- **Direction**: Review the material line by line. Identify and copy every line that contains the string "content".

- **Material supplied**:
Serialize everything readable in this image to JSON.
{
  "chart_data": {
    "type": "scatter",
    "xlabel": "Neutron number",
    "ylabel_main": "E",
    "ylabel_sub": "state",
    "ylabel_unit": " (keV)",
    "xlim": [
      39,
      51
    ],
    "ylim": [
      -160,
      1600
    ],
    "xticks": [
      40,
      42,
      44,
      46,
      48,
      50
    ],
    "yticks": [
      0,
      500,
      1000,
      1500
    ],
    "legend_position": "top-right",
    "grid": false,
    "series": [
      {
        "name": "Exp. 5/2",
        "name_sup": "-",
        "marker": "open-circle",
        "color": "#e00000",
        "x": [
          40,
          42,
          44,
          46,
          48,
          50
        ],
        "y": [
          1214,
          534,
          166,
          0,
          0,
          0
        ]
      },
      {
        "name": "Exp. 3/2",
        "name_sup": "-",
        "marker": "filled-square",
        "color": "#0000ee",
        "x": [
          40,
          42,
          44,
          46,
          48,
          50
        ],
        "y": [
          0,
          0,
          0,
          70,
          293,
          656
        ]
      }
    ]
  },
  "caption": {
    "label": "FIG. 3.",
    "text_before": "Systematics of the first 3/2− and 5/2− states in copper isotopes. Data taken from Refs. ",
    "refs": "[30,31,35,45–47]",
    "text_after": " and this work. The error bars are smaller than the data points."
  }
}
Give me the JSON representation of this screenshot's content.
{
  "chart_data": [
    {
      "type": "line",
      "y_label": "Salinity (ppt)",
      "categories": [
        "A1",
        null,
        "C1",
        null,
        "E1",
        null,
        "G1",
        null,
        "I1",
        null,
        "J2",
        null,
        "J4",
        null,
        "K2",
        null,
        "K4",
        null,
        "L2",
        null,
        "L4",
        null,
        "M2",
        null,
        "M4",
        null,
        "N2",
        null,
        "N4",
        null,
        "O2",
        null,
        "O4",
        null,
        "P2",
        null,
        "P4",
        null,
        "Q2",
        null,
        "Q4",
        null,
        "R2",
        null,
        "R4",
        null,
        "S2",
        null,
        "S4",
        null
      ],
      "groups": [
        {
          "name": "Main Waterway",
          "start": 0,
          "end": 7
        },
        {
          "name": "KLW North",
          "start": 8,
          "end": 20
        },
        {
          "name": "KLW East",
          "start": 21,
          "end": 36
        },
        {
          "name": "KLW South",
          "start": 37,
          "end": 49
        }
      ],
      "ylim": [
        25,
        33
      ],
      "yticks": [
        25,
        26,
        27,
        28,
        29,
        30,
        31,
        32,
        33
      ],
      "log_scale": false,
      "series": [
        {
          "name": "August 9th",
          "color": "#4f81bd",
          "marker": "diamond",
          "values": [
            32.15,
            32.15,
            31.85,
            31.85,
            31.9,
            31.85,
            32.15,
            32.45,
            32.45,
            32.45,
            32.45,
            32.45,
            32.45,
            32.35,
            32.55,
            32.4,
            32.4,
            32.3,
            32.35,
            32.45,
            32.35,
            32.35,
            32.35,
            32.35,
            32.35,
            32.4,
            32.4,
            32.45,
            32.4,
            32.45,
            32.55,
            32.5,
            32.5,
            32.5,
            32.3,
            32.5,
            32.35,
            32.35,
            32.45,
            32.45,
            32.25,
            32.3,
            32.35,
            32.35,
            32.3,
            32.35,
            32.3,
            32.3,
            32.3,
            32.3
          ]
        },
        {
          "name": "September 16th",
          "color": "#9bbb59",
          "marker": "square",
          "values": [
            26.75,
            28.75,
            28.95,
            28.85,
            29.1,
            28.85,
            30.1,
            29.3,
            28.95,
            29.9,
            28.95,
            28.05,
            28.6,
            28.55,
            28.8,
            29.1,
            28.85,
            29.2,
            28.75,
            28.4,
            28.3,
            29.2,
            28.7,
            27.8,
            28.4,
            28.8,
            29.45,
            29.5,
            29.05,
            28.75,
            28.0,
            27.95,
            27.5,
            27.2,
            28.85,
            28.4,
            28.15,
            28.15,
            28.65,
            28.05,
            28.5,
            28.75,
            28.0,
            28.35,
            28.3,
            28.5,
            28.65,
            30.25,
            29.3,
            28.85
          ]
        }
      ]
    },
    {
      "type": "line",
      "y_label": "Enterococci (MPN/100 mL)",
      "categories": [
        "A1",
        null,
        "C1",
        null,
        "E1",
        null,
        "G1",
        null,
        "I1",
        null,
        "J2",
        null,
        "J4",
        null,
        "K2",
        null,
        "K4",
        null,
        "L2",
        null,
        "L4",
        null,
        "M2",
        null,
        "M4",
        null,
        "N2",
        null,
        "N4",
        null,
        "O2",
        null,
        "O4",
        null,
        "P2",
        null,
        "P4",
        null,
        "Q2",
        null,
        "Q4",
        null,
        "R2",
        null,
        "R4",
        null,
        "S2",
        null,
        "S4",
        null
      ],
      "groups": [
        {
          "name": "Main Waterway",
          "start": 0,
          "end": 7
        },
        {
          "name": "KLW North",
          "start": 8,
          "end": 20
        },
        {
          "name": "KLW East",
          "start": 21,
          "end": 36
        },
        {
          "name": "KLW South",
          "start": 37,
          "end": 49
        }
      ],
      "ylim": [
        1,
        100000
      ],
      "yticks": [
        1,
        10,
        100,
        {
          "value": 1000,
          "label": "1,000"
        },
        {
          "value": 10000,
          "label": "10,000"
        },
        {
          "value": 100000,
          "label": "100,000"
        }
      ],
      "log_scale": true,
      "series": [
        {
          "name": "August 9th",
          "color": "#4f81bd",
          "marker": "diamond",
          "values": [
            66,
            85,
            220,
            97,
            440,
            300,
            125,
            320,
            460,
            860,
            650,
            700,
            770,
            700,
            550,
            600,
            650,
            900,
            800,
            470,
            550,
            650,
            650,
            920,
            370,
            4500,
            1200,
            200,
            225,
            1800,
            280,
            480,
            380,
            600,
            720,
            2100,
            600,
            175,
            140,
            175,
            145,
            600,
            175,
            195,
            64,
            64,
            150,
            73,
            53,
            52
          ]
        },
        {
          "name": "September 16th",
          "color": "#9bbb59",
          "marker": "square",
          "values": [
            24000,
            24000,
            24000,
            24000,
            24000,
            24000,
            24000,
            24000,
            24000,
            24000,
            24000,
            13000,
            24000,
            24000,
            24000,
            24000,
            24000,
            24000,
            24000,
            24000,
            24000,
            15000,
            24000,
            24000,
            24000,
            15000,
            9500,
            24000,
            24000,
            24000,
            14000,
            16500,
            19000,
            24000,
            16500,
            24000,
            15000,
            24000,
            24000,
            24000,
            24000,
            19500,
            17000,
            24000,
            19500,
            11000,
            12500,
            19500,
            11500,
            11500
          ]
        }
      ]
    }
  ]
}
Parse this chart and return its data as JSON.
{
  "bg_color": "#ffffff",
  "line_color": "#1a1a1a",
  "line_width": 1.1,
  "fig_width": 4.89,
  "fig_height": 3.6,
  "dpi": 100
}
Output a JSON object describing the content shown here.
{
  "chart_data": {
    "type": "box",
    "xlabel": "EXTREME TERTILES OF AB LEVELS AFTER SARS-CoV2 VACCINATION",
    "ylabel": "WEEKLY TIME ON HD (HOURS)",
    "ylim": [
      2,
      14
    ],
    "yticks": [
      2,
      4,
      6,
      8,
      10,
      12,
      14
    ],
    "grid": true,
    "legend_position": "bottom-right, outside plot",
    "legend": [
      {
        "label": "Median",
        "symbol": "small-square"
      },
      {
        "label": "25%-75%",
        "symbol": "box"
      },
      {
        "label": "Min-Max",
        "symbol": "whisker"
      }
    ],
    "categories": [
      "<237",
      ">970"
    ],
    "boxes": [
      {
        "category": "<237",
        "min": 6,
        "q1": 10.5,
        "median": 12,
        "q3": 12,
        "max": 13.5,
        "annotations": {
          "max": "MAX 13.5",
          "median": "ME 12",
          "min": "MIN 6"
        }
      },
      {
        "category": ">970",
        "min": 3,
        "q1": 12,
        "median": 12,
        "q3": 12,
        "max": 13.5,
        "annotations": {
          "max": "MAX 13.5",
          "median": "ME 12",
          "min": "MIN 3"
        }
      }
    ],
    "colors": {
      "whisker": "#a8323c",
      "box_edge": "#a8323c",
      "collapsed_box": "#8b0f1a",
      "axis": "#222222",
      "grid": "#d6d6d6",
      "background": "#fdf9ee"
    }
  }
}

- **Task answer**:
Give me the JSON representation of this screenshot's content.
Output a JSON object describing the content shown here.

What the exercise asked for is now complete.